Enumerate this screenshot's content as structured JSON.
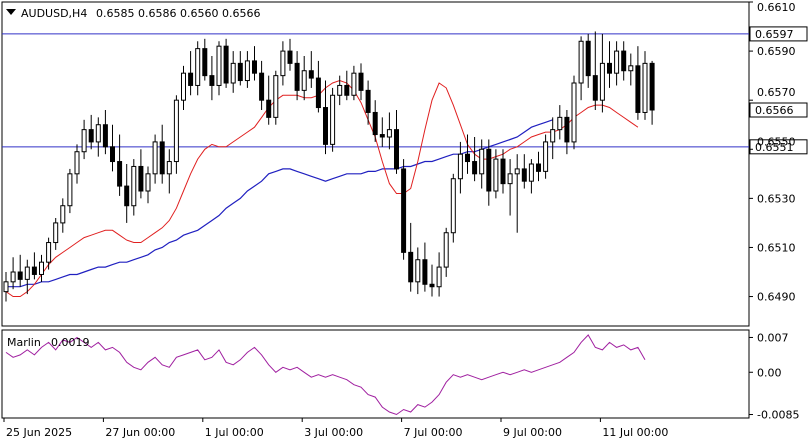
{
  "chart_data": {
    "type": "candlestick",
    "symbol": "AUDUSD,H4",
    "ohlc_header": [
      "0.6585",
      "0.6586",
      "0.6560",
      "0.6566"
    ],
    "price_axis": {
      "ylim": [
        0.6478,
        0.661
      ],
      "ticks": [
        "0.6610",
        "0.6590",
        "0.6570",
        "0.6550",
        "0.6530",
        "0.6510",
        "0.6490"
      ],
      "tick_values": [
        0.661,
        0.659,
        0.657,
        0.655,
        0.653,
        0.651,
        0.649
      ]
    },
    "time_axis": {
      "labels": [
        "25 Jun 2025",
        "27 Jun 00:00",
        "1 Jul 00:00",
        "3 Jul 00:00",
        "7 Jul 00:00",
        "9 Jul 00:00",
        "11 Jul 00:00"
      ],
      "label_bar_index": [
        0,
        14,
        28,
        42,
        56,
        70,
        84
      ]
    },
    "horizontal_lines": [
      {
        "value": 0.6597,
        "label": "0.6597",
        "color": "#3030c8"
      },
      {
        "value": 0.6551,
        "label": "0.6551",
        "color": "#3030c8"
      }
    ],
    "current_price": {
      "value": 0.6566,
      "label": "0.6566"
    },
    "candles": [
      [
        0.6492,
        0.65,
        0.6488,
        0.6496
      ],
      [
        0.6496,
        0.6506,
        0.6493,
        0.65
      ],
      [
        0.65,
        0.6507,
        0.6494,
        0.6497
      ],
      [
        0.6497,
        0.6505,
        0.6491,
        0.6502
      ],
      [
        0.6502,
        0.6508,
        0.6497,
        0.6499
      ],
      [
        0.6499,
        0.6507,
        0.6496,
        0.6504
      ],
      [
        0.6504,
        0.6514,
        0.6501,
        0.6512
      ],
      [
        0.6512,
        0.6522,
        0.6509,
        0.652
      ],
      [
        0.652,
        0.653,
        0.6516,
        0.6527
      ],
      [
        0.6527,
        0.6542,
        0.6524,
        0.654
      ],
      [
        0.654,
        0.6552,
        0.6536,
        0.6549
      ],
      [
        0.6549,
        0.6562,
        0.6546,
        0.6558
      ],
      [
        0.6558,
        0.6564,
        0.655,
        0.6553
      ],
      [
        0.6553,
        0.6563,
        0.6547,
        0.656
      ],
      [
        0.656,
        0.6566,
        0.6548,
        0.6551
      ],
      [
        0.6551,
        0.656,
        0.6541,
        0.6545
      ],
      [
        0.6545,
        0.6556,
        0.6531,
        0.6535
      ],
      [
        0.6535,
        0.6544,
        0.652,
        0.6527
      ],
      [
        0.6527,
        0.6546,
        0.6523,
        0.6543
      ],
      [
        0.6543,
        0.655,
        0.653,
        0.6533
      ],
      [
        0.6533,
        0.6543,
        0.6528,
        0.654
      ],
      [
        0.654,
        0.6556,
        0.6536,
        0.6553
      ],
      [
        0.6553,
        0.656,
        0.6536,
        0.654
      ],
      [
        0.654,
        0.655,
        0.6532,
        0.6545
      ],
      [
        0.6545,
        0.6572,
        0.654,
        0.657
      ],
      [
        0.657,
        0.6584,
        0.6566,
        0.6581
      ],
      [
        0.6581,
        0.659,
        0.6572,
        0.6576
      ],
      [
        0.6576,
        0.6594,
        0.6572,
        0.6591
      ],
      [
        0.6591,
        0.6595,
        0.6578,
        0.658
      ],
      [
        0.658,
        0.6588,
        0.657,
        0.6576
      ],
      [
        0.6576,
        0.6594,
        0.6572,
        0.6592
      ],
      [
        0.6592,
        0.6595,
        0.6575,
        0.6577
      ],
      [
        0.6577,
        0.659,
        0.6573,
        0.6585
      ],
      [
        0.6585,
        0.659,
        0.6576,
        0.6578
      ],
      [
        0.6578,
        0.659,
        0.6575,
        0.6586
      ],
      [
        0.6586,
        0.6592,
        0.6578,
        0.6581
      ],
      [
        0.6581,
        0.6586,
        0.6566,
        0.657
      ],
      [
        0.657,
        0.658,
        0.656,
        0.6563
      ],
      [
        0.6563,
        0.6582,
        0.656,
        0.658
      ],
      [
        0.658,
        0.6594,
        0.6576,
        0.659
      ],
      [
        0.659,
        0.6595,
        0.6582,
        0.6585
      ],
      [
        0.6585,
        0.659,
        0.657,
        0.6574
      ],
      [
        0.6574,
        0.6588,
        0.657,
        0.6582
      ],
      [
        0.6582,
        0.659,
        0.6575,
        0.6579
      ],
      [
        0.6579,
        0.6586,
        0.6565,
        0.6567
      ],
      [
        0.6567,
        0.6578,
        0.6548,
        0.6552
      ],
      [
        0.6552,
        0.6575,
        0.6549,
        0.6572
      ],
      [
        0.6572,
        0.658,
        0.6568,
        0.6576
      ],
      [
        0.6576,
        0.6582,
        0.657,
        0.6572
      ],
      [
        0.6572,
        0.6584,
        0.657,
        0.6581
      ],
      [
        0.6581,
        0.6585,
        0.657,
        0.6574
      ],
      [
        0.6574,
        0.6578,
        0.656,
        0.6565
      ],
      [
        0.6565,
        0.657,
        0.6553,
        0.6556
      ],
      [
        0.6556,
        0.6563,
        0.6551,
        0.6555
      ],
      [
        0.6555,
        0.6565,
        0.655,
        0.6558
      ],
      [
        0.6558,
        0.6566,
        0.654,
        0.6542
      ],
      [
        0.6542,
        0.6546,
        0.6505,
        0.6508
      ],
      [
        0.6508,
        0.652,
        0.6492,
        0.6496
      ],
      [
        0.6496,
        0.651,
        0.6491,
        0.6505
      ],
      [
        0.6505,
        0.6512,
        0.6492,
        0.6495
      ],
      [
        0.6495,
        0.6503,
        0.649,
        0.6494
      ],
      [
        0.6494,
        0.6508,
        0.649,
        0.6502
      ],
      [
        0.6502,
        0.6518,
        0.6498,
        0.6516
      ],
      [
        0.6516,
        0.654,
        0.6512,
        0.6538
      ],
      [
        0.6538,
        0.6553,
        0.6532,
        0.6548
      ],
      [
        0.6548,
        0.6556,
        0.654,
        0.6545
      ],
      [
        0.6545,
        0.6555,
        0.6537,
        0.654
      ],
      [
        0.654,
        0.6554,
        0.6534,
        0.655
      ],
      [
        0.655,
        0.6554,
        0.6527,
        0.6533
      ],
      [
        0.6533,
        0.655,
        0.653,
        0.6546
      ],
      [
        0.6546,
        0.655,
        0.6532,
        0.6536
      ],
      [
        0.6536,
        0.6546,
        0.6523,
        0.654
      ],
      [
        0.654,
        0.6548,
        0.6516,
        0.6542
      ],
      [
        0.6542,
        0.6548,
        0.6534,
        0.6537
      ],
      [
        0.6537,
        0.6546,
        0.6532,
        0.6544
      ],
      [
        0.6544,
        0.6549,
        0.6537,
        0.6541
      ],
      [
        0.6541,
        0.6556,
        0.6538,
        0.6553
      ],
      [
        0.6553,
        0.6563,
        0.6546,
        0.6558
      ],
      [
        0.6558,
        0.6568,
        0.6554,
        0.6563
      ],
      [
        0.6563,
        0.6566,
        0.6548,
        0.6553
      ],
      [
        0.6553,
        0.658,
        0.655,
        0.6577
      ],
      [
        0.6577,
        0.6596,
        0.657,
        0.6594
      ],
      [
        0.6594,
        0.6597,
        0.6575,
        0.658
      ],
      [
        0.658,
        0.6598,
        0.6566,
        0.657
      ],
      [
        0.657,
        0.6597,
        0.6565,
        0.6585
      ],
      [
        0.6585,
        0.6594,
        0.6575,
        0.6581
      ],
      [
        0.6581,
        0.6594,
        0.6576,
        0.659
      ],
      [
        0.659,
        0.6594,
        0.6578,
        0.6582
      ],
      [
        0.6582,
        0.6589,
        0.6576,
        0.6584
      ],
      [
        0.6584,
        0.6592,
        0.6562,
        0.6565
      ],
      [
        0.6565,
        0.659,
        0.6562,
        0.6585
      ],
      [
        0.6585,
        0.6586,
        0.656,
        0.6566
      ]
    ],
    "ma_fast": {
      "color": "#e02020",
      "values": [
        0.6492,
        0.649,
        0.649,
        0.6492,
        0.6495,
        0.6499,
        0.6503,
        0.6506,
        0.6508,
        0.651,
        0.6512,
        0.6514,
        0.6515,
        0.6516,
        0.6517,
        0.6517,
        0.6515,
        0.6513,
        0.6512,
        0.6512,
        0.6514,
        0.6516,
        0.6518,
        0.6521,
        0.6526,
        0.6533,
        0.654,
        0.6546,
        0.655,
        0.6552,
        0.6551,
        0.6551,
        0.6553,
        0.6555,
        0.6557,
        0.6559,
        0.6563,
        0.6567,
        0.657,
        0.6572,
        0.6572,
        0.6572,
        0.6571,
        0.6571,
        0.6572,
        0.6575,
        0.6577,
        0.6578,
        0.6577,
        0.6574,
        0.6569,
        0.6562,
        0.6555,
        0.6545,
        0.6536,
        0.6532,
        0.6532,
        0.6534,
        0.6545,
        0.6558,
        0.657,
        0.6577,
        0.6575,
        0.6568,
        0.656,
        0.6552,
        0.6548,
        0.6546,
        0.6546,
        0.6547,
        0.6548,
        0.655,
        0.6551,
        0.6553,
        0.6555,
        0.6556,
        0.6557,
        0.6557,
        0.6558,
        0.656,
        0.6563,
        0.6565,
        0.6567,
        0.6568,
        0.6568,
        0.6567,
        0.6565,
        0.6563,
        0.6561,
        0.6559
      ]
    },
    "ma_slow": {
      "color": "#2020c0",
      "values": [
        0.6494,
        0.6494,
        0.6494,
        0.6495,
        0.6495,
        0.6496,
        0.6496,
        0.6497,
        0.6498,
        0.6499,
        0.6499,
        0.65,
        0.6501,
        0.6502,
        0.6502,
        0.6503,
        0.6504,
        0.6504,
        0.6505,
        0.6506,
        0.6507,
        0.6509,
        0.651,
        0.6512,
        0.6513,
        0.6515,
        0.6516,
        0.6517,
        0.6519,
        0.6521,
        0.6523,
        0.6526,
        0.6528,
        0.653,
        0.6533,
        0.6535,
        0.6537,
        0.654,
        0.6541,
        0.6542,
        0.6542,
        0.6541,
        0.654,
        0.6539,
        0.6538,
        0.6537,
        0.6538,
        0.6539,
        0.654,
        0.654,
        0.654,
        0.6541,
        0.6541,
        0.6542,
        0.6542,
        0.6542,
        0.6543,
        0.6543,
        0.6544,
        0.6545,
        0.6545,
        0.6546,
        0.6547,
        0.6548,
        0.6548,
        0.6549,
        0.6549,
        0.655,
        0.6551,
        0.6552,
        0.6553,
        0.6554,
        0.6555,
        0.6557,
        0.6559,
        0.656,
        0.6561,
        0.6562
      ]
    },
    "indicator": {
      "name": "Marlin",
      "value_label": "0.0019",
      "color": "#a020a0",
      "ylim": [
        -0.0092,
        0.0085
      ],
      "ticks": [
        "0.007",
        "0.00",
        "-0.0085"
      ],
      "tick_values": [
        0.007,
        0.0,
        -0.0085
      ],
      "values": [
        0.004,
        0.003,
        0.0035,
        0.0045,
        0.0035,
        0.005,
        0.006,
        0.0045,
        0.0065,
        0.006,
        0.007,
        0.006,
        0.005,
        0.006,
        0.0045,
        0.005,
        0.004,
        0.002,
        0.001,
        0.0005,
        0.002,
        0.003,
        0.0015,
        0.001,
        0.003,
        0.0035,
        0.004,
        0.0045,
        0.0025,
        0.003,
        0.0045,
        0.002,
        0.0015,
        0.0025,
        0.004,
        0.005,
        0.0035,
        0.0015,
        0.0,
        0.001,
        0.0005,
        0.001,
        0.0,
        -0.001,
        -0.0005,
        -0.001,
        -0.0005,
        -0.001,
        -0.0015,
        -0.0025,
        -0.003,
        -0.0045,
        -0.005,
        -0.007,
        -0.008,
        -0.0085,
        -0.0075,
        -0.008,
        -0.0065,
        -0.007,
        -0.006,
        -0.0045,
        -0.002,
        -0.0005,
        -0.001,
        -0.0005,
        -0.001,
        -0.0015,
        -0.001,
        -0.0005,
        0.0,
        -0.0005,
        0.0,
        0.0005,
        0.0,
        0.0005,
        0.001,
        0.0015,
        0.002,
        0.003,
        0.004,
        0.006,
        0.0075,
        0.005,
        0.0045,
        0.006,
        0.005,
        0.0055,
        0.0045,
        0.005,
        0.0025
      ]
    }
  }
}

Stated goal — Scan the listing above and identify each line holding the string "color"; copy every such line.

Final result —
        "color": "#3030c8"
        "color": "#3030c8"
      "color": "#e02020",
      "color": "#2020c0",
      "color": "#a020a0",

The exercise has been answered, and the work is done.